PROVIDED PASSAGE:
******************************
You're correct, he's wrong. Natural infection produces a powerful response a la the vaccine, and probably a bit better given vaccine reactions were worse in the natural COVID19 cohort than the shot cohort.
Antibody responses to the BNT162b2 mRNA vaccine in individuals previously infected with SARS-CoV-2 - PubMed
In a cohort of BNT162b2 (Pfizer-BioNTech) mRNA vaccine recipients (n = 1,090), we observed that spike-specific IgG antibody levels and ACE2 antibody binding inhibition responses elicited by a single vaccine dose in individuals with prior SARS-CoV-2 infection (n = 35) were similar to those seen...pubmed.ncbi.nlm.nih.gov
Interesting article though the link does not actually point to the full article and relating data set, just the abstract. Essentially it says--> [prior infection]+[1 shot of 2 shot vaccine]=[same protection as a fully vaccinated subject without prior infection]. It would indicate that 1 shot of the vaccine is still better than none in individuals with prior infection. What it does not address is the longevity of protection that natural immunity affords nor does it indicate the spectrum of severity of disease in those infected.
******************************
WHAT YOU NEED TO DO: Copy the vaccine discussion from "You're correct, he's" up to and including "the shot cohort.", switching "powerful" to "strong". The listing that comes next is separate material, unrelated to the vaccine discussion.

Structured page parsing data
******************************
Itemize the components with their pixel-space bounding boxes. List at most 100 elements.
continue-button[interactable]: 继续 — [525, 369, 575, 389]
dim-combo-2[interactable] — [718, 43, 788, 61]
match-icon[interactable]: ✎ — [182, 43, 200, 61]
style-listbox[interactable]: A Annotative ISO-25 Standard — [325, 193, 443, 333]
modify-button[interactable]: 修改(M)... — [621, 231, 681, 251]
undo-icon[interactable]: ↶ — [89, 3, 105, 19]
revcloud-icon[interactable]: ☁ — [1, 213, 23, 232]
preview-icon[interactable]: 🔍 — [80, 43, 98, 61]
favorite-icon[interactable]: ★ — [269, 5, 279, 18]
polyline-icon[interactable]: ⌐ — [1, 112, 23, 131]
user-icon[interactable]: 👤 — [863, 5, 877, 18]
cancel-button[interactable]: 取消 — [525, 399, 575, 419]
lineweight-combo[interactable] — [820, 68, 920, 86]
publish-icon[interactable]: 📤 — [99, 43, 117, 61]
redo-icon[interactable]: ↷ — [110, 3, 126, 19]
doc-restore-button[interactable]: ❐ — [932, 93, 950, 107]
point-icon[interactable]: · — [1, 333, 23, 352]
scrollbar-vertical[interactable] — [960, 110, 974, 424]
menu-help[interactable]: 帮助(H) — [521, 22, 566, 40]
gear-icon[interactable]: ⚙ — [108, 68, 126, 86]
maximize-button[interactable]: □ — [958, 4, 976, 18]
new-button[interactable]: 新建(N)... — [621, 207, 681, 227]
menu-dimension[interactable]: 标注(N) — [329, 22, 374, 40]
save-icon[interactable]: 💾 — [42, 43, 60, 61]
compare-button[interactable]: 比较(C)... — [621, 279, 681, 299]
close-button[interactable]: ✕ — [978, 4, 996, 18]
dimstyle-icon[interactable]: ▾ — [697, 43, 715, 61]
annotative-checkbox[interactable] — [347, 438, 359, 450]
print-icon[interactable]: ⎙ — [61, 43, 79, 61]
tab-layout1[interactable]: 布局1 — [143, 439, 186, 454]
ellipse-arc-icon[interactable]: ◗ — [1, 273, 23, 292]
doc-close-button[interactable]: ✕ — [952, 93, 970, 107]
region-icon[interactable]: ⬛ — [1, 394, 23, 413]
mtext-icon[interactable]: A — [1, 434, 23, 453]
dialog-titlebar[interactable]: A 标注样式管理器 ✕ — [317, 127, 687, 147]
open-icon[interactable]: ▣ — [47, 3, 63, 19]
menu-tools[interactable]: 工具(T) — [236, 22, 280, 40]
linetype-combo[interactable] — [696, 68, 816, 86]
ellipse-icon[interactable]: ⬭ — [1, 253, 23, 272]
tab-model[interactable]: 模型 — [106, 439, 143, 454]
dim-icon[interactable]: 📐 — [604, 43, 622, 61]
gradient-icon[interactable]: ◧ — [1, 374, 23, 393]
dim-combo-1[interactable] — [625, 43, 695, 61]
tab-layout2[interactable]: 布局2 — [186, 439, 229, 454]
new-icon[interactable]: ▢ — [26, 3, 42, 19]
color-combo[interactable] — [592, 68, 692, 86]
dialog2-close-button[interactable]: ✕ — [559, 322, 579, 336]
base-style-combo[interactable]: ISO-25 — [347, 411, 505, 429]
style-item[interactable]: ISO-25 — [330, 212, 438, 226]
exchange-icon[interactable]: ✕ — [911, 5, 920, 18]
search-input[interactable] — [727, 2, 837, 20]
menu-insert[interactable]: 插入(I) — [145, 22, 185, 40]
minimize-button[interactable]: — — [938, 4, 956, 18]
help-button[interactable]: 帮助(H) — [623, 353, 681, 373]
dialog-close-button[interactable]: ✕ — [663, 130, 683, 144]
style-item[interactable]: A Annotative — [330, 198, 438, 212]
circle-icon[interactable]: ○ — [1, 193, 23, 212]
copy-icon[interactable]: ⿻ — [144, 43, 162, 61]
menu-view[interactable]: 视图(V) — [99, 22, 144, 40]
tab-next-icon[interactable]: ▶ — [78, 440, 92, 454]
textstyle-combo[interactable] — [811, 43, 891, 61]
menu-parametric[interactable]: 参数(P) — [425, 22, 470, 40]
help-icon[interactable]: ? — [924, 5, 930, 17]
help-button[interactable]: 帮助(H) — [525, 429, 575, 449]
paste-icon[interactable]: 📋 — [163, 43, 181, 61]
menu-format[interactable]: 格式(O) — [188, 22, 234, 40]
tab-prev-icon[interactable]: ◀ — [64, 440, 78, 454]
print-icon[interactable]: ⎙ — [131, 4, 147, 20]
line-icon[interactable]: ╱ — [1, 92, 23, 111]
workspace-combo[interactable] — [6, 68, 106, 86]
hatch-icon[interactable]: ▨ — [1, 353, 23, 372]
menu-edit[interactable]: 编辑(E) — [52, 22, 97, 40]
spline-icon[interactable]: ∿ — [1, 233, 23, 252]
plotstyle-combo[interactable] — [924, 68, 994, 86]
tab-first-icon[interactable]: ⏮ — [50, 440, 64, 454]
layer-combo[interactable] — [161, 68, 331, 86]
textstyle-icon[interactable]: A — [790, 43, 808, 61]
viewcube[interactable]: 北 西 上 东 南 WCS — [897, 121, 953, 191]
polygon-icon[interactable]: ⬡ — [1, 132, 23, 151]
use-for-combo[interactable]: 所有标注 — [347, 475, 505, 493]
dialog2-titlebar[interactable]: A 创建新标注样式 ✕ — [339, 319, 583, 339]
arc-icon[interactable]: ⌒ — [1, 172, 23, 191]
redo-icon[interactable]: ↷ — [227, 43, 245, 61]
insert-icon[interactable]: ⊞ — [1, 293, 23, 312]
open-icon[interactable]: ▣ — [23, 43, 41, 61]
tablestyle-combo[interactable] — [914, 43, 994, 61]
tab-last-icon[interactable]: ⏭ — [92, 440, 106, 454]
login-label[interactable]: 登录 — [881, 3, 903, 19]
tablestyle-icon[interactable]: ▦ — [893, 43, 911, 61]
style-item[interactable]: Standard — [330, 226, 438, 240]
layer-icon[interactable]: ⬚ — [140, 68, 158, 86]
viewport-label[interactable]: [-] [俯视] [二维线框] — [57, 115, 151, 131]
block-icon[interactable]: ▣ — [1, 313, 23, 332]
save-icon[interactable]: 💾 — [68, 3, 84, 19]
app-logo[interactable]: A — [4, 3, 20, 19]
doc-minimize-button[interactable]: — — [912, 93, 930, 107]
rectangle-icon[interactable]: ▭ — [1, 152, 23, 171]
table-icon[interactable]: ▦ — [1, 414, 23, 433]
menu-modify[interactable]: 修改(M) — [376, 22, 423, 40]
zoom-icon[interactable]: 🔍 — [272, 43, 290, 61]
******************************
REPLY TO THE EXERCISE:
You're correct, he's wrong. Natural infection produces a strong response a la the vaccine, and probably a bit better given vaccine reactions were worse in the natural COVID19 cohort than the shot cohort.